■ Goal of the exercise ■
Copy out the entries below precisely; nothing is to be omitted.

■ Records for this exercise ■
---
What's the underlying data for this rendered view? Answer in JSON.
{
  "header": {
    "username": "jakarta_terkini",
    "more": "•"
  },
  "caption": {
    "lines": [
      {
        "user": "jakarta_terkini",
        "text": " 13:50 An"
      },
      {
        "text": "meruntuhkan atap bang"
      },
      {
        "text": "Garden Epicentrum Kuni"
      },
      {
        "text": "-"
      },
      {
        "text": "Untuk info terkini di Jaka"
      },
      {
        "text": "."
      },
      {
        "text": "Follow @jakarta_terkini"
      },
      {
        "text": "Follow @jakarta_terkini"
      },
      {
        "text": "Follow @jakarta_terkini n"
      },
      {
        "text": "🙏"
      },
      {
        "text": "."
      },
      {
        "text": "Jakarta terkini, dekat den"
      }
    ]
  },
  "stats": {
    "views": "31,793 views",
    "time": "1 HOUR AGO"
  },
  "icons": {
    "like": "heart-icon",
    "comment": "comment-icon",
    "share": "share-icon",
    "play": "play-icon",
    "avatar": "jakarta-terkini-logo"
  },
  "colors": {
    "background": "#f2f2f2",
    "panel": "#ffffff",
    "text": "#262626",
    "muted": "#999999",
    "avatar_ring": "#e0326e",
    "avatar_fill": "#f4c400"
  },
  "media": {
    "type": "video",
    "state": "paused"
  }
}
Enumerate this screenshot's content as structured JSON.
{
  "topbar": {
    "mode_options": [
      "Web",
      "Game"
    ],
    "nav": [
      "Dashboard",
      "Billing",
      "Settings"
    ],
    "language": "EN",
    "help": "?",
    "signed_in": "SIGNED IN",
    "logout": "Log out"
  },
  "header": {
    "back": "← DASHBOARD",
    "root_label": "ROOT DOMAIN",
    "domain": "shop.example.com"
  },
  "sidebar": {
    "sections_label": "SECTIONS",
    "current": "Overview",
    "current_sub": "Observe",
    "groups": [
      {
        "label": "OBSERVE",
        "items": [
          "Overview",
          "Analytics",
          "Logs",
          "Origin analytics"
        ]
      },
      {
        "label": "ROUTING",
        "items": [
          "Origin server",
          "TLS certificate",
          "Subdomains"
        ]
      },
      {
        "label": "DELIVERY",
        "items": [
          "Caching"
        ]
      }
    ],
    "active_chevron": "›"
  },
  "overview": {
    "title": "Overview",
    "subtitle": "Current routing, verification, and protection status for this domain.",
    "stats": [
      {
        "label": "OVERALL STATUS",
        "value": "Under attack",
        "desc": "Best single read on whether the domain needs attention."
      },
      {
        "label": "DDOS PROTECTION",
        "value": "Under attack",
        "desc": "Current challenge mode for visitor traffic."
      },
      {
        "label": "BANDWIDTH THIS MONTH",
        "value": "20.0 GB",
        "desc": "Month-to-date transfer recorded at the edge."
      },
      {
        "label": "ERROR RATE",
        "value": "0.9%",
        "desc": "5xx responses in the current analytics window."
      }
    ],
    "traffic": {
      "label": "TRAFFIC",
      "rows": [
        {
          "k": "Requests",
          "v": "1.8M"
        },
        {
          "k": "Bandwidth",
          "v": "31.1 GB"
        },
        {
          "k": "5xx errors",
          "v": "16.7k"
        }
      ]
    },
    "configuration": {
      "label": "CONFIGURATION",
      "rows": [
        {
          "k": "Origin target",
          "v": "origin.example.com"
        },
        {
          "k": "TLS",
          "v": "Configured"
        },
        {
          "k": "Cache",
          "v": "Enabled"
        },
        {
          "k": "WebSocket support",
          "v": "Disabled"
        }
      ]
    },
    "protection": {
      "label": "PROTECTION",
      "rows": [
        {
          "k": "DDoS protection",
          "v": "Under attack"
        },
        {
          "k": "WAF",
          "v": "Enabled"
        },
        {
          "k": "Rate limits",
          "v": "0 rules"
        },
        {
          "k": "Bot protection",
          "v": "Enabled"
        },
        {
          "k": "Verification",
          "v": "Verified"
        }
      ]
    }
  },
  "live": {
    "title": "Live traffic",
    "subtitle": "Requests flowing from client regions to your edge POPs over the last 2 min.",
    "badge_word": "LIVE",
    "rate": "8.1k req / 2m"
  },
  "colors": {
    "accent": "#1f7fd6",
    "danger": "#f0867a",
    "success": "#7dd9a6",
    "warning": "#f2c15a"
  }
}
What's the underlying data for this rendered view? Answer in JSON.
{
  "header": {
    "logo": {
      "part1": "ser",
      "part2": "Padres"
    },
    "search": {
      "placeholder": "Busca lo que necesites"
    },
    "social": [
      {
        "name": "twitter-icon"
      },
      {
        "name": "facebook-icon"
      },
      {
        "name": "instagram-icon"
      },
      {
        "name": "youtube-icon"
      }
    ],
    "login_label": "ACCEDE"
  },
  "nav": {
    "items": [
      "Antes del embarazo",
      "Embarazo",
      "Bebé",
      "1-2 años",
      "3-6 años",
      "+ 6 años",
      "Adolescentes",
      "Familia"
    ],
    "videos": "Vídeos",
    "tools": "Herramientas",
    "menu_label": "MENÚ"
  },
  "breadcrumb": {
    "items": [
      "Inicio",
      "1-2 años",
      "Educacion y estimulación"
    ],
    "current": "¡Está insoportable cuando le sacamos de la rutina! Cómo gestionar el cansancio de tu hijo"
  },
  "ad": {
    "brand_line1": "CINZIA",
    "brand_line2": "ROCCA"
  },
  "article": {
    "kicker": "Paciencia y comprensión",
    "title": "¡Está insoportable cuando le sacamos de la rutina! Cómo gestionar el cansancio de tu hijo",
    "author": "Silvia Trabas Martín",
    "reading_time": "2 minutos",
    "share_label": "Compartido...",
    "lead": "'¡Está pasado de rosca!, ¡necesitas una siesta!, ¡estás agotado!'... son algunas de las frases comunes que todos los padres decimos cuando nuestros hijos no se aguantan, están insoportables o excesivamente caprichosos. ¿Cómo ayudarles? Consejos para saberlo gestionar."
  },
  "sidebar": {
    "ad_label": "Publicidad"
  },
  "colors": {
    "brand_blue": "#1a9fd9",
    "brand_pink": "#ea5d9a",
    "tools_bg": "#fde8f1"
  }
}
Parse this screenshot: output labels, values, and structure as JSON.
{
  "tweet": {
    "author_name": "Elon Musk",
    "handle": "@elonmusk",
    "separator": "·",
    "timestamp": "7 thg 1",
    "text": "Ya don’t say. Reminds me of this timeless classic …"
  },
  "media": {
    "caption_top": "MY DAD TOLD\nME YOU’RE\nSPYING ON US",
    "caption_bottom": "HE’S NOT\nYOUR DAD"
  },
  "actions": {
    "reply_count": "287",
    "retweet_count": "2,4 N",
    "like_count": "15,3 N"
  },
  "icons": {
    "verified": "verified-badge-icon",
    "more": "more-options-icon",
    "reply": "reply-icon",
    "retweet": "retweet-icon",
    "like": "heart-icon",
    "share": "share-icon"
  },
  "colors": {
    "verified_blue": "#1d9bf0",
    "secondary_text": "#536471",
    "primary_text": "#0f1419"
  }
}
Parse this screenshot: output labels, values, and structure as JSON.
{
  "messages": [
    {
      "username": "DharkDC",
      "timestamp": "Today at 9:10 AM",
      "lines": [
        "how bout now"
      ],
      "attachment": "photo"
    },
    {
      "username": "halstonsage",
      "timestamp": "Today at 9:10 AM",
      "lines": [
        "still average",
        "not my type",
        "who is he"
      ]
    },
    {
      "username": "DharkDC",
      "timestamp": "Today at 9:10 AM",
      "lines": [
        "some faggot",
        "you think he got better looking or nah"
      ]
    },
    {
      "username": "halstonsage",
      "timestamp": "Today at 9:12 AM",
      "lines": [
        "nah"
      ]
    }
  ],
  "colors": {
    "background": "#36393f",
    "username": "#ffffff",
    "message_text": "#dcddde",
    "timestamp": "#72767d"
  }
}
---
■ Result ■
What's the underlying data for this rendered view? Answer in JSON.
{
  "header": {
    "username": "jakarta_terkini",
    "more": "•"
  },
  "caption": {
    "lines": [
      {
        "user": "jakarta_terkini",
        "text": " 13:50 An"
      },
      {
        "text": "meruntuhkan atap bang"
      },
      {
        "text": "Garden Epicentrum Kuni"
      },
      {
        "text": "-"
      },
      {
        "text": "Untuk info terkini di Jaka"
      },
      {
        "text": "."
      },
      {
        "text": "Follow @jakarta_terkini"
      },
      {
        "text": "Follow @jakarta_terkini"
      },
      {
        "text": "Follow @jakarta_terkini n"
      },
      {
        "text": "🙏"
      },
      {
        "text": "."
      },
      {
        "text": "Jakarta terkini, dekat den"
      }
    ]
  },
  "stats": {
    "views": "31,793 views",
    "time": "1 HOUR AGO"
  },
  "icons": {
    "like": "heart-icon",
    "comment": "comment-icon",
    "share": "share-icon",
    "play": "play-icon",
    "avatar": "jakarta-terkini-logo"
  },
  "colors": {
    "background": "#f2f2f2",
    "panel": "#ffffff",
    "text": "#262626",
    "muted": "#999999",
    "avatar_ring": "#e0326e",
    "avatar_fill": "#f4c400"
  },
  "media": {
    "type": "video",
    "state": "paused"
  }
}
Enumerate this screenshot's content as structured JSON.
{
  "topbar": {
    "mode_options": [
      "Web",
      "Game"
    ],
    "nav": [
      "Dashboard",
      "Billing",
      "Settings"
    ],
    "language": "EN",
    "help": "?",
    "signed_in": "SIGNED IN",
    "logout": "Log out"
  },
  "header": {
    "back": "← DASHBOARD",
    "root_label": "ROOT DOMAIN",
    "domain": "shop.example.com"
  },
  "sidebar": {
    "sections_label": "SECTIONS",
    "current": "Overview",
    "current_sub": "Observe",
    "groups": [
      {
        "label": "OBSERVE",
        "items": [
          "Overview",
          "Analytics",
          "Logs",
          "Origin analytics"
        ]
      },
      {
        "label": "ROUTING",
        "items": [
          "Origin server",
          "TLS certificate",
          "Subdomains"
        ]
      },
      {
        "label": "DELIVERY",
        "items": [
          "Caching"
        ]
      }
    ],
    "active_chevron": "›"
  },
  "overview": {
    "title": "Overview",
    "subtitle": "Current routing, verification, and protection status for this domain.",
    "stats": [
      {
        "label": "OVERALL STATUS",
        "value": "Under attack",
        "desc": "Best single read on whether the domain needs attention."
      },
      {
        "label": "DDOS PROTECTION",
        "value": "Under attack",
        "desc": "Current challenge mode for visitor traffic."
      },
      {
        "label": "BANDWIDTH THIS MONTH",
        "value": "20.0 GB",
        "desc": "Month-to-date transfer recorded at the edge."
      },
      {
        "label": "ERROR RATE",
        "value": "0.9%",
        "desc": "5xx responses in the current analytics window."
      }
    ],
    "traffic": {
      "label": "TRAFFIC",
      "rows": [
        {
          "k": "Requests",
          "v": "1.8M"
        },
        {
          "k": "Bandwidth",
          "v": "31.1 GB"
        },
        {
          "k": "5xx errors",
          "v": "16.7k"
        }
      ]
    },
    "configuration": {
      "label": "CONFIGURATION",
      "rows": [
        {
          "k": "Origin target",
          "v": "origin.example.com"
        },
        {
          "k": "TLS",
          "v": "Configured"
        },
        {
          "k": "Cache",
          "v": "Enabled"
        },
        {
          "k": "WebSocket support",
          "v": "Disabled"
        }
      ]
    },
    "protection": {
      "label": "PROTECTION",
      "rows": [
        {
          "k": "DDoS protection",
          "v": "Under attack"
        },
        {
          "k": "WAF",
          "v": "Enabled"
        },
        {
          "k": "Rate limits",
          "v": "0 rules"
        },
        {
          "k": "Bot protection",
          "v": "Enabled"
        },
        {
          "k": "Verification",
          "v": "Verified"
        }
      ]
    }
  },
  "live": {
    "title": "Live traffic",
    "subtitle": "Requests flowing from client regions to your edge POPs over the last 2 min.",
    "badge_word": "LIVE",
    "rate": "8.1k req / 2m"
  },
  "colors": {
    "accent": "#1f7fd6",
    "danger": "#f0867a",
    "success": "#7dd9a6",
    "warning": "#f2c15a"
  }
}
What's the underlying data for this rendered view? Answer in JSON.
{
  "header": {
    "logo": {
      "part1": "ser",
      "part2": "Padres"
    },
    "search": {
      "placeholder": "Busca lo que necesites"
    },
    "social": [
      {
        "name": "twitter-icon"
      },
      {
        "name": "facebook-icon"
      },
      {
        "name": "instagram-icon"
      },
      {
        "name": "youtube-icon"
      }
    ],
    "login_label": "ACCEDE"
  },
  "nav": {
    "items": [
      "Antes del embarazo",
      "Embarazo",
      "Bebé",
      "1-2 años",
      "3-6 años",
      "+ 6 años",
      "Adolescentes",
      "Familia"
    ],
    "videos": "Vídeos",
    "tools": "Herramientas",
    "menu_label": "MENÚ"
  },
  "breadcrumb": {
    "items": [
      "Inicio",
      "1-2 años",
      "Educacion y estimulación"
    ],
    "current": "¡Está insoportable cuando le sacamos de la rutina! Cómo gestionar el cansancio de tu hijo"
  },
  "ad": {
    "brand_line1": "CINZIA",
    "brand_line2": "ROCCA"
  },
  "article": {
    "kicker": "Paciencia y comprensión",
    "title": "¡Está insoportable cuando le sacamos de la rutina! Cómo gestionar el cansancio de tu hijo",
    "author": "Silvia Trabas Martín",
    "reading_time": "2 minutos",
    "share_label": "Compartido...",
    "lead": "'¡Está pasado de rosca!, ¡necesitas una siesta!, ¡estás agotado!'... son algunas de las frases comunes que todos los padres decimos cuando nuestros hijos no se aguantan, están insoportables o excesivamente caprichosos. ¿Cómo ayudarles? Consejos para saberlo gestionar."
  },
  "sidebar": {
    "ad_label": "Publicidad"
  },
  "colors": {
    "brand_blue": "#1a9fd9",
    "brand_pink": "#ea5d9a",
    "tools_bg": "#fde8f1"
  }
}
Parse this screenshot: output labels, values, and structure as JSON.
{
  "tweet": {
    "author_name": "Elon Musk",
    "handle": "@elonmusk",
    "separator": "·",
    "timestamp": "7 thg 1",
    "text": "Ya don’t say. Reminds me of this timeless classic …"
  },
  "media": {
    "caption_top": "MY DAD TOLD\nME YOU’RE\nSPYING ON US",
    "caption_bottom": "HE’S NOT\nYOUR DAD"
  },
  "actions": {
    "reply_count": "287",
    "retweet_count": "2,4 N",
    "like_count": "15,3 N"
  },
  "icons": {
    "verified": "verified-badge-icon",
    "more": "more-options-icon",
    "reply": "reply-icon",
    "retweet": "retweet-icon",
    "like": "heart-icon",
    "share": "share-icon"
  },
  "colors": {
    "verified_blue": "#1d9bf0",
    "secondary_text": "#536471",
    "primary_text": "#0f1419"
  }
}
Parse this screenshot: output labels, values, and structure as JSON.
{
  "messages": [
    {
      "username": "DharkDC",
      "timestamp": "Today at 9:10 AM",
      "lines": [
        "how bout now"
      ],
      "attachment": "photo"
    },
    {
      "username": "halstonsage",
      "timestamp": "Today at 9:10 AM",
      "lines": [
        "still average",
        "not my type",
        "who is he"
      ]
    },
    {
      "username": "DharkDC",
      "timestamp": "Today at 9:10 AM",
      "lines": [
        "some faggot",
        "you think he got better looking or nah"
      ]
    },
    {
      "username": "halstonsage",
      "timestamp": "Today at 9:12 AM",
      "lines": [
        "nah"
      ]
    }
  ],
  "colors": {
    "background": "#36393f",
    "username": "#ffffff",
    "message_text": "#dcddde",
    "timestamp": "#72767d"
  }
}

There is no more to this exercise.